AIM OF THE EXERCISE ▸
Put the stretch of lines below, from the first line through the line containing "- data-point: [592, 411, 600, 419]", into a JSON list of strings with one string per line, including both ends and omitting any blank lines.

Part of a data file ▸
———

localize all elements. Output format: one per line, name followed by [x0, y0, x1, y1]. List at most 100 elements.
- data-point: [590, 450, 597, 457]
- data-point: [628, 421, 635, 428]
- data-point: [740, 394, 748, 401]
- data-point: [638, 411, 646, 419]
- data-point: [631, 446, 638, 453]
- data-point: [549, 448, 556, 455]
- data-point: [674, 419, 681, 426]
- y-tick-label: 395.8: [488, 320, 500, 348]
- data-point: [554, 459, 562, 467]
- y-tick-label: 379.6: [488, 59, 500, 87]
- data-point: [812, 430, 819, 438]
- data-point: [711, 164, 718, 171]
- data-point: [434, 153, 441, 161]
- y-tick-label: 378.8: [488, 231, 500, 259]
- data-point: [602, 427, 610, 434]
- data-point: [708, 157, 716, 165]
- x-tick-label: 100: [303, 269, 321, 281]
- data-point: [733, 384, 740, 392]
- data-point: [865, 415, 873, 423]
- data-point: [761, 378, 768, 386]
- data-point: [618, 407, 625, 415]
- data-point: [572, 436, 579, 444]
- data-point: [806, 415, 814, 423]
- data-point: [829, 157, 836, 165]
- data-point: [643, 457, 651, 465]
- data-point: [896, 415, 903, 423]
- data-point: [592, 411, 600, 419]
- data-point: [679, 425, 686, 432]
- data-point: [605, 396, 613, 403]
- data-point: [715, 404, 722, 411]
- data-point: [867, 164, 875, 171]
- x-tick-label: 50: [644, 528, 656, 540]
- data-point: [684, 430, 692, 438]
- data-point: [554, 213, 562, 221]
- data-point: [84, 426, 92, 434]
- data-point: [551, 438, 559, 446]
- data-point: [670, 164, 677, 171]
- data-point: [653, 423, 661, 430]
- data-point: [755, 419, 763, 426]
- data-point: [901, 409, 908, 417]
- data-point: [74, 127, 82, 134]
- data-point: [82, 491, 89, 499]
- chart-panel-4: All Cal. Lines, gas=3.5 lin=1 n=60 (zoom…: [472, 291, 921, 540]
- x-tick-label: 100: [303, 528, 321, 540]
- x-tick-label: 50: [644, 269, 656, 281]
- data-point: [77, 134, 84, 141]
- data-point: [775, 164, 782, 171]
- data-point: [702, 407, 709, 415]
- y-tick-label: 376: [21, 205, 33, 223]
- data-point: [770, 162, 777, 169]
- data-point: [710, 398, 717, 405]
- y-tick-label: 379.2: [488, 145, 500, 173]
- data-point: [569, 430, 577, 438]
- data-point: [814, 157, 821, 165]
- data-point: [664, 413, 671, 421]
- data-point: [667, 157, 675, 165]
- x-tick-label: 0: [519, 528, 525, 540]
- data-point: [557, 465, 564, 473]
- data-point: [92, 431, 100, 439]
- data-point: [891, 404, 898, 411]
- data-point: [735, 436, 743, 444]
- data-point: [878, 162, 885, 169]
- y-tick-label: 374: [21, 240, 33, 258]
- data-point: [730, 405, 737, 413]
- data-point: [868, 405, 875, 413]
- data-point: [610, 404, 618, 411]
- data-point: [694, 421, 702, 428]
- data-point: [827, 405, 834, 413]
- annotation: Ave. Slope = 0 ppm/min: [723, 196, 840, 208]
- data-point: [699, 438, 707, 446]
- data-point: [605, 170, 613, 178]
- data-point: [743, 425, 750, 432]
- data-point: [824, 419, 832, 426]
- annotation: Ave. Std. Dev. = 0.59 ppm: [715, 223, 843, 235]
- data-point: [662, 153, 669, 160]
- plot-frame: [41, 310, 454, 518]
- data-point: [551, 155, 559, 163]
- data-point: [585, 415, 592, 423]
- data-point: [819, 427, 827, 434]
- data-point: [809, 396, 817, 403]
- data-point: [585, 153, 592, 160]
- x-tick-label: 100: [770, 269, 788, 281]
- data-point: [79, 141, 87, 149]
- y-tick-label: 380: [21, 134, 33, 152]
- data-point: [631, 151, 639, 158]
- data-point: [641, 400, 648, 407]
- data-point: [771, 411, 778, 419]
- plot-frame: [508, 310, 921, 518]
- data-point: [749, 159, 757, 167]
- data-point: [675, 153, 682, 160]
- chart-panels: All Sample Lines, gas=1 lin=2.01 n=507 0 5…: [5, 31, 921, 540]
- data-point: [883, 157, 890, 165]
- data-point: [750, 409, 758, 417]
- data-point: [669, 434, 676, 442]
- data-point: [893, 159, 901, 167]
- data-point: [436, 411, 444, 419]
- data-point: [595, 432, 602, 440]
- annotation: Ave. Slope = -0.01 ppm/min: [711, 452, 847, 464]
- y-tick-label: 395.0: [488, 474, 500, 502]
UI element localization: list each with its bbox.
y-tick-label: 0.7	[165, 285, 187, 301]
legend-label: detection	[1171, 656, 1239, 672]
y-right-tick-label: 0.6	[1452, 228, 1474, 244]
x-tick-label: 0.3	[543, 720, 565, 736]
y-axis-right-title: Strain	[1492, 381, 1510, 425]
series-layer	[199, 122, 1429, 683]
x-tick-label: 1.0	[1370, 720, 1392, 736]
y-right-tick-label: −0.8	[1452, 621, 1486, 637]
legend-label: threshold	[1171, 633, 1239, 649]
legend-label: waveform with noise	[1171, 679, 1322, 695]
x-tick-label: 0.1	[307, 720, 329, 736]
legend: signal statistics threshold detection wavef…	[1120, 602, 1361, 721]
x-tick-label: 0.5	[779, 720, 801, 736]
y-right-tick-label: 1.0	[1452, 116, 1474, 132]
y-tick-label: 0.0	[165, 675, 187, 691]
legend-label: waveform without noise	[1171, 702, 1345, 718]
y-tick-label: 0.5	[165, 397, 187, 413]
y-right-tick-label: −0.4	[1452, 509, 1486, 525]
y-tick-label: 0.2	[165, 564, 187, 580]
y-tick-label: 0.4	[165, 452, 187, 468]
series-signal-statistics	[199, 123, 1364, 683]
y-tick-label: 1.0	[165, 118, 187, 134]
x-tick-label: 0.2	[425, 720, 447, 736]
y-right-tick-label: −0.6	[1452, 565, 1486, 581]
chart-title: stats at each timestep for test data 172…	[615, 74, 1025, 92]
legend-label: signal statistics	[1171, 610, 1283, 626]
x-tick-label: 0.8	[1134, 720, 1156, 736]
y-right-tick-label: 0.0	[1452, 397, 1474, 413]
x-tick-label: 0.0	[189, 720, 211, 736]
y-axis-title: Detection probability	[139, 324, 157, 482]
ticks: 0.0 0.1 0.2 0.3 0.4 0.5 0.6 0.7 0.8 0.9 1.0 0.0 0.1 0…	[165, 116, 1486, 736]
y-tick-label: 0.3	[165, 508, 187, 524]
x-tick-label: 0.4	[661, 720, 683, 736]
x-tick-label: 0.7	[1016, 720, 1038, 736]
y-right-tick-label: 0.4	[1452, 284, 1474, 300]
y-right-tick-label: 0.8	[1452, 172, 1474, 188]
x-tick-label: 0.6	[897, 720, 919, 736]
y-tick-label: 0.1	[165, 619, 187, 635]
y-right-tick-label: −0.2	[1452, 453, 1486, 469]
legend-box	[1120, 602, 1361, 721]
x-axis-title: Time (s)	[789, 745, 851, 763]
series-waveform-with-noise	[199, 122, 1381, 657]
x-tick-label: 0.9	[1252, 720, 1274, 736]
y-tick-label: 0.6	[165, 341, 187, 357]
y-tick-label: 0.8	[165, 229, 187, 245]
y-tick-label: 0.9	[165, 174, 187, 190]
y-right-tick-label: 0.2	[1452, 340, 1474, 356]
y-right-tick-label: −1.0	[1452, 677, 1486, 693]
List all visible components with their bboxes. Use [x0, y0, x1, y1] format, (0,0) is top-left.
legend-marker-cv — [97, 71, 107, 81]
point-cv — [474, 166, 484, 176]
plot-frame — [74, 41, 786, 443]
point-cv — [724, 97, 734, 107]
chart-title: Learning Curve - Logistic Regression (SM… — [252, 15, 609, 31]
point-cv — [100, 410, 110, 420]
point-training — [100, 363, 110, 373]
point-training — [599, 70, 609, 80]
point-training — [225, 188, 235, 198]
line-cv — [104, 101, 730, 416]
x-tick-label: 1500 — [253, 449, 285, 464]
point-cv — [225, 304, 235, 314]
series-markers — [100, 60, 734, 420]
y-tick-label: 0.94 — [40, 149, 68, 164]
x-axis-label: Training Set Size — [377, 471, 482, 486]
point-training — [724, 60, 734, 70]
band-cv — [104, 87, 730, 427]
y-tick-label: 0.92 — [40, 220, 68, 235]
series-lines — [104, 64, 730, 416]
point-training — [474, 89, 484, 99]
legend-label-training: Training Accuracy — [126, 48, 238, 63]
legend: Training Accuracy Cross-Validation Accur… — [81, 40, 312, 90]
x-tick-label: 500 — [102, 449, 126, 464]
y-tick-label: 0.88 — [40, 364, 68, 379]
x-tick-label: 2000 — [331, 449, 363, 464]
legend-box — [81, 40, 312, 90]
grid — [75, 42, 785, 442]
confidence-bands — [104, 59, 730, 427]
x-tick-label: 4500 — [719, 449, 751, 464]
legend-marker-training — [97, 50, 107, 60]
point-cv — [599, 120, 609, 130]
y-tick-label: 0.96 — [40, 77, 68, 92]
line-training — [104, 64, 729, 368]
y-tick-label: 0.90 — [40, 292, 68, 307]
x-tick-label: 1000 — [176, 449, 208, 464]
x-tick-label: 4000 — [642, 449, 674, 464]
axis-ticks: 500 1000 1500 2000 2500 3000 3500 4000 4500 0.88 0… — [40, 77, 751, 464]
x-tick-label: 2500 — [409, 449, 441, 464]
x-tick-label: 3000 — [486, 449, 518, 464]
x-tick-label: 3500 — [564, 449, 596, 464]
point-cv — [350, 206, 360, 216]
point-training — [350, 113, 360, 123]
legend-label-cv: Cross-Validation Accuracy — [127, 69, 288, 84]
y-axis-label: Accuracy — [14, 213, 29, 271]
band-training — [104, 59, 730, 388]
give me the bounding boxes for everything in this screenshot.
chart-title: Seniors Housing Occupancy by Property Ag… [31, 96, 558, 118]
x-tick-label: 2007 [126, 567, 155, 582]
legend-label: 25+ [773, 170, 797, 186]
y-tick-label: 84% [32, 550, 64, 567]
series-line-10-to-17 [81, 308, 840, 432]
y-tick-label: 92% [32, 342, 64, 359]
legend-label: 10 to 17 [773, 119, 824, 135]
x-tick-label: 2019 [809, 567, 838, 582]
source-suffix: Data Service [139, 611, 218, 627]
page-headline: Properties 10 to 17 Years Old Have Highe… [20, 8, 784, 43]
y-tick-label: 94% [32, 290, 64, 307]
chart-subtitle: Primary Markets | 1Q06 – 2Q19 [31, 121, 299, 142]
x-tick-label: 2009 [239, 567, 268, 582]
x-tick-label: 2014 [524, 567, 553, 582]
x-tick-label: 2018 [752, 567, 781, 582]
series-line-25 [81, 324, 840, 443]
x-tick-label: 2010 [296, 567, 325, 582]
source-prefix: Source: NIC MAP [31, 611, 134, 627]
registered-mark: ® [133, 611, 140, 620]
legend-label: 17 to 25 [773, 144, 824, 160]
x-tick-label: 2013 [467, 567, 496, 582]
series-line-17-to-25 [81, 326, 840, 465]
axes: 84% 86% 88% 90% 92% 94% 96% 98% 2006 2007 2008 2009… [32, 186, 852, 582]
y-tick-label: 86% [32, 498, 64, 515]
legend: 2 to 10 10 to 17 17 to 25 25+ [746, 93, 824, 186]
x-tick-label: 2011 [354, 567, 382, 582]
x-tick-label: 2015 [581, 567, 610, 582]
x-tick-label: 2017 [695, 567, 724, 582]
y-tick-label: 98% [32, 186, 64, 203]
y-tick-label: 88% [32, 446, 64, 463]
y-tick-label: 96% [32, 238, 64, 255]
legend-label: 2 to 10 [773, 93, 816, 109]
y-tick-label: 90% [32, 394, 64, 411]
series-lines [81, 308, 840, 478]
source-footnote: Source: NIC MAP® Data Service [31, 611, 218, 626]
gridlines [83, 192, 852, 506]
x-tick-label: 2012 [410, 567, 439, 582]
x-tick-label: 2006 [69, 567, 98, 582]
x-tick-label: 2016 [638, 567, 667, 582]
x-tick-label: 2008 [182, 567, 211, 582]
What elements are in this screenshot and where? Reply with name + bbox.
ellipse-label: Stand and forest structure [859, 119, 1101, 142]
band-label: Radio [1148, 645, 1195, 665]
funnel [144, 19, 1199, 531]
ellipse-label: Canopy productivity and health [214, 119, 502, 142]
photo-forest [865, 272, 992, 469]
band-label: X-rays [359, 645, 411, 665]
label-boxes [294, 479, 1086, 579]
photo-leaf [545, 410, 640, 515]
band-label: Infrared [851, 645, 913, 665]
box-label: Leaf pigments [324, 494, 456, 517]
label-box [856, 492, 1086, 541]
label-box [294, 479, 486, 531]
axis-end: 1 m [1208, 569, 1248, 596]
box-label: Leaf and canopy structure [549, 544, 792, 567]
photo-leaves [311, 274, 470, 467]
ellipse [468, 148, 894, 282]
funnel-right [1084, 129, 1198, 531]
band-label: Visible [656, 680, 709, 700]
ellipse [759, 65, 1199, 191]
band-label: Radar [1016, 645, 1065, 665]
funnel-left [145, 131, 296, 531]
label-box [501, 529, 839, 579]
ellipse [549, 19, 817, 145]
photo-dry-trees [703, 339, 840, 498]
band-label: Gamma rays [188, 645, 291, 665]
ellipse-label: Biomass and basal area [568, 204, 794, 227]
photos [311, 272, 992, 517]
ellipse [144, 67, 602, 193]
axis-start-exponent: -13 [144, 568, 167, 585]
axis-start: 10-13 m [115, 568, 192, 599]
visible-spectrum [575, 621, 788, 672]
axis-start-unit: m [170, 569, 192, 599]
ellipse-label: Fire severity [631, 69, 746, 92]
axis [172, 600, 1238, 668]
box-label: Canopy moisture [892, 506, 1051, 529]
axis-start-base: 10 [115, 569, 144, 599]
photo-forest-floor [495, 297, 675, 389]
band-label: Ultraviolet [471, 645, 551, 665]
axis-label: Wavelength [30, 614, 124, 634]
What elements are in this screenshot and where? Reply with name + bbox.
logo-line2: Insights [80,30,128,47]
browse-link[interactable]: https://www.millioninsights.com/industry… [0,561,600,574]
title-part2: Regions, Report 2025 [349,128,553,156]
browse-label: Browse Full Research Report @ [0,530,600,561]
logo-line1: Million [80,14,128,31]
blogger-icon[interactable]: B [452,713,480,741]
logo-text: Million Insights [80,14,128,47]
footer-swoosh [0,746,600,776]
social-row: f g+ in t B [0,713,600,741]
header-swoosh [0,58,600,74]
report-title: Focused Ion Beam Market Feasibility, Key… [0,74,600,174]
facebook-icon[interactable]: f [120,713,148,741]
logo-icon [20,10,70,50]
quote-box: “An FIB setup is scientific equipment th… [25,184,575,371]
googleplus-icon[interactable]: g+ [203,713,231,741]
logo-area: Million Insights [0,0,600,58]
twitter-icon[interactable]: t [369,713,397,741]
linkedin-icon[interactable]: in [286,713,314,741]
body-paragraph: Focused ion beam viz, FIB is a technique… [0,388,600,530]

———

EXERCISE OUTPUT ▸
[
  "localize all elements. Output format: one per line, name followed by [x0, y0, x1, y1]. List at most 100 elements.",
  "- data-point: [590, 450, 597, 457]",
  "- data-point: [628, 421, 635, 428]",
  "- data-point: [740, 394, 748, 401]",
  "- data-point: [638, 411, 646, 419]",
  "- data-point: [631, 446, 638, 453]",
  "- data-point: [549, 448, 556, 455]",
  "- data-point: [674, 419, 681, 426]",
  "- y-tick-label: 395.8: [488, 320, 500, 348]",
  "- data-point: [554, 459, 562, 467]",
  "- y-tick-label: 379.6: [488, 59, 500, 87]",
  "- data-point: [812, 430, 819, 438]",
  "- data-point: [711, 164, 718, 171]",
  "- data-point: [434, 153, 441, 161]",
  "- y-tick-label: 378.8: [488, 231, 500, 259]",
  "- data-point: [602, 427, 610, 434]",
  "- data-point: [708, 157, 716, 165]",
  "- x-tick-label: 100: [303, 269, 321, 281]",
  "- data-point: [733, 384, 740, 392]",
  "- data-point: [865, 415, 873, 423]",
  "- data-point: [761, 378, 768, 386]",
  "- data-point: [618, 407, 625, 415]",
  "- data-point: [572, 436, 579, 444]",
  "- data-point: [806, 415, 814, 423]",
  "- data-point: [829, 157, 836, 165]",
  "- data-point: [643, 457, 651, 465]",
  "- data-point: [896, 415, 903, 423]",
  "- data-point: [592, 411, 600, 419]"
]